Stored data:
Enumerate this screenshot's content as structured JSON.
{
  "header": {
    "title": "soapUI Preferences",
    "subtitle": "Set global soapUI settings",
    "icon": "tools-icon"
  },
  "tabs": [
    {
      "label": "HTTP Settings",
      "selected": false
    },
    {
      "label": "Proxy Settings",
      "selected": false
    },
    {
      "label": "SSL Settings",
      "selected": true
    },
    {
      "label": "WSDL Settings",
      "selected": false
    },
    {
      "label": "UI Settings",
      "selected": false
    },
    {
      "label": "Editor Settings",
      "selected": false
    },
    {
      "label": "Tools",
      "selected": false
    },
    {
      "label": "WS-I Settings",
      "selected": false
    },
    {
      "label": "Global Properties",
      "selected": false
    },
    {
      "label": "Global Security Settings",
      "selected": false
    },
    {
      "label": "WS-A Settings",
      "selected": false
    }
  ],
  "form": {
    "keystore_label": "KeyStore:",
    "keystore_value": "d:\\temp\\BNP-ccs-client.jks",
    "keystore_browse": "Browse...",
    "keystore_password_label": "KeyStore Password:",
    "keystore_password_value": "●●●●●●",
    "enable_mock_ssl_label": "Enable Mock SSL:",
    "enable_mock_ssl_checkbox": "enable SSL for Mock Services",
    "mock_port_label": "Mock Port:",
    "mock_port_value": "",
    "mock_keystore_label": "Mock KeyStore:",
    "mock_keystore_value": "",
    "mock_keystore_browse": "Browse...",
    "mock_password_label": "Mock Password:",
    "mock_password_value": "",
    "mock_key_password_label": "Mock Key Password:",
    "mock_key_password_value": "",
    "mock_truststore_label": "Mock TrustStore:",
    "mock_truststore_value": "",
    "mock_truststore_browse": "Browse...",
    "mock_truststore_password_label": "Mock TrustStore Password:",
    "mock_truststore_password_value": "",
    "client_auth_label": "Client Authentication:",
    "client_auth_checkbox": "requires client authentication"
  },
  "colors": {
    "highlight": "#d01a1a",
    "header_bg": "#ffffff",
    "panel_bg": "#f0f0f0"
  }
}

Task brief: Output the entries verbatim.

Full answer:
Enumerate this screenshot's content as structured JSON.
{
  "header": {
    "title": "soapUI Preferences",
    "subtitle": "Set global soapUI settings",
    "icon": "tools-icon"
  },
  "tabs": [
    {
      "label": "HTTP Settings",
      "selected": false
    },
    {
      "label": "Proxy Settings",
      "selected": false
    },
    {
      "label": "SSL Settings",
      "selected": true
    },
    {
      "label": "WSDL Settings",
      "selected": false
    },
    {
      "label": "UI Settings",
      "selected": false
    },
    {
      "label": "Editor Settings",
      "selected": false
    },
    {
      "label": "Tools",
      "selected": false
    },
    {
      "label": "WS-I Settings",
      "selected": false
    },
    {
      "label": "Global Properties",
      "selected": false
    },
    {
      "label": "Global Security Settings",
      "selected": false
    },
    {
      "label": "WS-A Settings",
      "selected": false
    }
  ],
  "form": {
    "keystore_label": "KeyStore:",
    "keystore_value": "d:\\temp\\BNP-ccs-client.jks",
    "keystore_browse": "Browse...",
    "keystore_password_label": "KeyStore Password:",
    "keystore_password_value": "●●●●●●",
    "enable_mock_ssl_label": "Enable Mock SSL:",
    "enable_mock_ssl_checkbox": "enable SSL for Mock Services",
    "mock_port_label": "Mock Port:",
    "mock_port_value": "",
    "mock_keystore_label": "Mock KeyStore:",
    "mock_keystore_value": "",
    "mock_keystore_browse": "Browse...",
    "mock_password_label": "Mock Password:",
    "mock_password_value": "",
    "mock_key_password_label": "Mock Key Password:",
    "mock_key_password_value": "",
    "mock_truststore_label": "Mock TrustStore:",
    "mock_truststore_value": "",
    "mock_truststore_browse": "Browse...",
    "mock_truststore_password_label": "Mock TrustStore Password:",
    "mock_truststore_password_value": "",
    "client_auth_label": "Client Authentication:",
    "client_auth_checkbox": "requires client authentication"
  },
  "colors": {
    "highlight": "#d01a1a",
    "header_bg": "#ffffff",
    "panel_bg": "#f0f0f0"
  }
}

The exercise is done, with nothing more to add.